* [TASK OBJECTIVE] Nothing may be dropped or altered: reproduce all the data.

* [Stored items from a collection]
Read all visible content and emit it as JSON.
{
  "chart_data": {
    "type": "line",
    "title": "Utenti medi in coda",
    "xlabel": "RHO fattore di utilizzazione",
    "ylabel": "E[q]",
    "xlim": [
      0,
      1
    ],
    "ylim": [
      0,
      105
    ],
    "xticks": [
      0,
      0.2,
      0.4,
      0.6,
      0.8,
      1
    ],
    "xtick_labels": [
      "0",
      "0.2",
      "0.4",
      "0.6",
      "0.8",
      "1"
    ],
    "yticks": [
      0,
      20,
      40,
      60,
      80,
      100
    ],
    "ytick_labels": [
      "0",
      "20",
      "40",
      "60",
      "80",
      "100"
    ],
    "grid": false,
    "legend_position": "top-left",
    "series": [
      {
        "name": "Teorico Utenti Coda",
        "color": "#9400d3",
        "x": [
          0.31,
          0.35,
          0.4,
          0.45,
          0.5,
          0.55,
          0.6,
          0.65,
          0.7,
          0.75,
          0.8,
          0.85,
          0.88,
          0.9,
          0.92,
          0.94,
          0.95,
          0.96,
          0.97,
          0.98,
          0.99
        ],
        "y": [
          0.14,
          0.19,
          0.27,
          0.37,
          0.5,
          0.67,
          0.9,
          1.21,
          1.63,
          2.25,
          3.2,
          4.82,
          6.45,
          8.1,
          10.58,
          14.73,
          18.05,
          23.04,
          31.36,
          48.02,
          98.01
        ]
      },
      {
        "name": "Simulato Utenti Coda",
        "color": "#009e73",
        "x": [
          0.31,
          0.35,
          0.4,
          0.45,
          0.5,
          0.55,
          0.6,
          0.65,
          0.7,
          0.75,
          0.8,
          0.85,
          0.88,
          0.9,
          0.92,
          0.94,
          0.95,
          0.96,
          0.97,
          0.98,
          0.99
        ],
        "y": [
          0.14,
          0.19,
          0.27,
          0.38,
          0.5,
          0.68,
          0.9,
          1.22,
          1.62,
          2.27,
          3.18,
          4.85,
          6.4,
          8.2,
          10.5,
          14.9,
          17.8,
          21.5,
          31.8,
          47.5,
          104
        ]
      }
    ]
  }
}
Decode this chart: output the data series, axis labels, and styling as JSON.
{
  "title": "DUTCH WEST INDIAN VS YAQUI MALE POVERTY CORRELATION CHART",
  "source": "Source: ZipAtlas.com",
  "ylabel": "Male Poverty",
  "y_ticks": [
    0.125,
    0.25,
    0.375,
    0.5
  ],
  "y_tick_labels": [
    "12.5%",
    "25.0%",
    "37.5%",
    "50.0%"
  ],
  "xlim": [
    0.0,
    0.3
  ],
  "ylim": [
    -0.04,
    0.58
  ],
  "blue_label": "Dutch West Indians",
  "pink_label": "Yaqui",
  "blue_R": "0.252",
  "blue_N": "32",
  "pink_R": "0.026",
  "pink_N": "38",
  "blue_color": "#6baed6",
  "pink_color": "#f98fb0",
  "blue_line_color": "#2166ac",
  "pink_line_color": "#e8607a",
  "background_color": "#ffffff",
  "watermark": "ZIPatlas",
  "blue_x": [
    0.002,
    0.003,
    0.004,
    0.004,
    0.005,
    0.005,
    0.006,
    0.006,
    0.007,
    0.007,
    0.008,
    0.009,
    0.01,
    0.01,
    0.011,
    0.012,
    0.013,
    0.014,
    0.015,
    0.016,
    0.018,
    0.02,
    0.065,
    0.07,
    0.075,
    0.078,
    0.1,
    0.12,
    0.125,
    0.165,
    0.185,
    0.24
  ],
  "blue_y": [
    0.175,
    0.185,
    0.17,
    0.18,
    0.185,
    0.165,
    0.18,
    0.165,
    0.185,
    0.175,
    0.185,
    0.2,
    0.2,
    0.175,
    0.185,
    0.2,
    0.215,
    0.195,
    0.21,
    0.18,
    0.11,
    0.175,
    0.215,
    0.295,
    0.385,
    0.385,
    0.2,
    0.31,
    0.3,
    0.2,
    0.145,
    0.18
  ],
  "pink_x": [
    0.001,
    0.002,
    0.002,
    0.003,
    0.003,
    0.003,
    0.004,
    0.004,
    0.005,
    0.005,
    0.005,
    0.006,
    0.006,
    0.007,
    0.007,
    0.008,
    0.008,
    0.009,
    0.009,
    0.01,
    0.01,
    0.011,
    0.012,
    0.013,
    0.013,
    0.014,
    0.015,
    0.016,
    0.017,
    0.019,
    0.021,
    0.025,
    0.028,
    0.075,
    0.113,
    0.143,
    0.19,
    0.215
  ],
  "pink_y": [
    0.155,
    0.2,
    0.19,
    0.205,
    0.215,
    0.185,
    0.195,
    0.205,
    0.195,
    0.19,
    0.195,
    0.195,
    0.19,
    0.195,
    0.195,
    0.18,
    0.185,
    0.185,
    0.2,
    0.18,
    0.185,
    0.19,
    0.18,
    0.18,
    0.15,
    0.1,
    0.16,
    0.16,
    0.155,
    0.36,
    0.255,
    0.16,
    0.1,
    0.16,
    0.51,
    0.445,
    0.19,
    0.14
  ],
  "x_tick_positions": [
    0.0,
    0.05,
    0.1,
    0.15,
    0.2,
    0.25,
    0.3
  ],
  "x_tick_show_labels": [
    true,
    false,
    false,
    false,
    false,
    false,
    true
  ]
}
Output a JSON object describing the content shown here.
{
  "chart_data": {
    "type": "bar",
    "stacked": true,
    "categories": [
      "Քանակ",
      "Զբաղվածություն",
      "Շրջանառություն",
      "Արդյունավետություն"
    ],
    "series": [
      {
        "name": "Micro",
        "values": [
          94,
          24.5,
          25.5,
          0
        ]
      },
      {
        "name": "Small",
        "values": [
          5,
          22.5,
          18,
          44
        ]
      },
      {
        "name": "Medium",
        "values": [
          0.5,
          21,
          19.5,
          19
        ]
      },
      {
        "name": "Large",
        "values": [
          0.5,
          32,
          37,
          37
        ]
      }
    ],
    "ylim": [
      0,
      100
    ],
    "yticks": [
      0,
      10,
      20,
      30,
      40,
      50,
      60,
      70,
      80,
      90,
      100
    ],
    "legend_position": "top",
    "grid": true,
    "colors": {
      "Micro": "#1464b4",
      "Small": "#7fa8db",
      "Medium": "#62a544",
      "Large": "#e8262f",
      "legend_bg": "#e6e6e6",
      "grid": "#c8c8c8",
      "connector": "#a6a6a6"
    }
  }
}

* [EXERCISE SOLUTION]
Read all visible content and emit it as JSON.
{
  "chart_data": {
    "type": "line",
    "title": "Utenti medi in coda",
    "xlabel": "RHO fattore di utilizzazione",
    "ylabel": "E[q]",
    "xlim": [
      0,
      1
    ],
    "ylim": [
      0,
      105
    ],
    "xticks": [
      0,
      0.2,
      0.4,
      0.6,
      0.8,
      1
    ],
    "xtick_labels": [
      "0",
      "0.2",
      "0.4",
      "0.6",
      "0.8",
      "1"
    ],
    "yticks": [
      0,
      20,
      40,
      60,
      80,
      100
    ],
    "ytick_labels": [
      "0",
      "20",
      "40",
      "60",
      "80",
      "100"
    ],
    "grid": false,
    "legend_position": "top-left",
    "series": [
      {
        "name": "Teorico Utenti Coda",
        "color": "#9400d3",
        "x": [
          0.31,
          0.35,
          0.4,
          0.45,
          0.5,
          0.55,
          0.6,
          0.65,
          0.7,
          0.75,
          0.8,
          0.85,
          0.88,
          0.9,
          0.92,
          0.94,
          0.95,
          0.96,
          0.97,
          0.98,
          0.99
        ],
        "y": [
          0.14,
          0.19,
          0.27,
          0.37,
          0.5,
          0.67,
          0.9,
          1.21,
          1.63,
          2.25,
          3.2,
          4.82,
          6.45,
          8.1,
          10.58,
          14.73,
          18.05,
          23.04,
          31.36,
          48.02,
          98.01
        ]
      },
      {
        "name": "Simulato Utenti Coda",
        "color": "#009e73",
        "x": [
          0.31,
          0.35,
          0.4,
          0.45,
          0.5,
          0.55,
          0.6,
          0.65,
          0.7,
          0.75,
          0.8,
          0.85,
          0.88,
          0.9,
          0.92,
          0.94,
          0.95,
          0.96,
          0.97,
          0.98,
          0.99
        ],
        "y": [
          0.14,
          0.19,
          0.27,
          0.38,
          0.5,
          0.68,
          0.9,
          1.22,
          1.62,
          2.27,
          3.18,
          4.85,
          6.4,
          8.2,
          10.5,
          14.9,
          17.8,
          21.5,
          31.8,
          47.5,
          104
        ]
      }
    ]
  }
}
Decode this chart: output the data series, axis labels, and styling as JSON.
{
  "title": "DUTCH WEST INDIAN VS YAQUI MALE POVERTY CORRELATION CHART",
  "source": "Source: ZipAtlas.com",
  "ylabel": "Male Poverty",
  "y_ticks": [
    0.125,
    0.25,
    0.375,
    0.5
  ],
  "y_tick_labels": [
    "12.5%",
    "25.0%",
    "37.5%",
    "50.0%"
  ],
  "xlim": [
    0.0,
    0.3
  ],
  "ylim": [
    -0.04,
    0.58
  ],
  "blue_label": "Dutch West Indians",
  "pink_label": "Yaqui",
  "blue_R": "0.252",
  "blue_N": "32",
  "pink_R": "0.026",
  "pink_N": "38",
  "blue_color": "#6baed6",
  "pink_color": "#f98fb0",
  "blue_line_color": "#2166ac",
  "pink_line_color": "#e8607a",
  "background_color": "#ffffff",
  "watermark": "ZIPatlas",
  "blue_x": [
    0.002,
    0.003,
    0.004,
    0.004,
    0.005,
    0.005,
    0.006,
    0.006,
    0.007,
    0.007,
    0.008,
    0.009,
    0.01,
    0.01,
    0.011,
    0.012,
    0.013,
    0.014,
    0.015,
    0.016,
    0.018,
    0.02,
    0.065,
    0.07,
    0.075,
    0.078,
    0.1,
    0.12,
    0.125,
    0.165,
    0.185,
    0.24
  ],
  "blue_y": [
    0.175,
    0.185,
    0.17,
    0.18,
    0.185,
    0.165,
    0.18,
    0.165,
    0.185,
    0.175,
    0.185,
    0.2,
    0.2,
    0.175,
    0.185,
    0.2,
    0.215,
    0.195,
    0.21,
    0.18,
    0.11,
    0.175,
    0.215,
    0.295,
    0.385,
    0.385,
    0.2,
    0.31,
    0.3,
    0.2,
    0.145,
    0.18
  ],
  "pink_x": [
    0.001,
    0.002,
    0.002,
    0.003,
    0.003,
    0.003,
    0.004,
    0.004,
    0.005,
    0.005,
    0.005,
    0.006,
    0.006,
    0.007,
    0.007,
    0.008,
    0.008,
    0.009,
    0.009,
    0.01,
    0.01,
    0.011,
    0.012,
    0.013,
    0.013,
    0.014,
    0.015,
    0.016,
    0.017,
    0.019,
    0.021,
    0.025,
    0.028,
    0.075,
    0.113,
    0.143,
    0.19,
    0.215
  ],
  "pink_y": [
    0.155,
    0.2,
    0.19,
    0.205,
    0.215,
    0.185,
    0.195,
    0.205,
    0.195,
    0.19,
    0.195,
    0.195,
    0.19,
    0.195,
    0.195,
    0.18,
    0.185,
    0.185,
    0.2,
    0.18,
    0.185,
    0.19,
    0.18,
    0.18,
    0.15,
    0.1,
    0.16,
    0.16,
    0.155,
    0.36,
    0.255,
    0.16,
    0.1,
    0.16,
    0.51,
    0.445,
    0.19,
    0.14
  ],
  "x_tick_positions": [
    0.0,
    0.05,
    0.1,
    0.15,
    0.2,
    0.25,
    0.3
  ],
  "x_tick_show_labels": [
    true,
    false,
    false,
    false,
    false,
    false,
    true
  ]
}
Output a JSON object describing the content shown here.
{
  "chart_data": {
    "type": "bar",
    "stacked": true,
    "categories": [
      "Քանակ",
      "Զբաղվածություն",
      "Շրջանառություն",
      "Արդյունավետություն"
    ],
    "series": [
      {
        "name": "Micro",
        "values": [
          94,
          24.5,
          25.5,
          0
        ]
      },
      {
        "name": "Small",
        "values": [
          5,
          22.5,
          18,
          44
        ]
      },
      {
        "name": "Medium",
        "values": [
          0.5,
          21,
          19.5,
          19
        ]
      },
      {
        "name": "Large",
        "values": [
          0.5,
          32,
          37,
          37
        ]
      }
    ],
    "ylim": [
      0,
      100
    ],
    "yticks": [
      0,
      10,
      20,
      30,
      40,
      50,
      60,
      70,
      80,
      90,
      100
    ],
    "legend_position": "top",
    "grid": true,
    "colors": {
      "Micro": "#1464b4",
      "Small": "#7fa8db",
      "Medium": "#62a544",
      "Large": "#e8262f",
      "legend_bg": "#e6e6e6",
      "grid": "#c8c8c8",
      "connector": "#a6a6a6"
    }
  }
}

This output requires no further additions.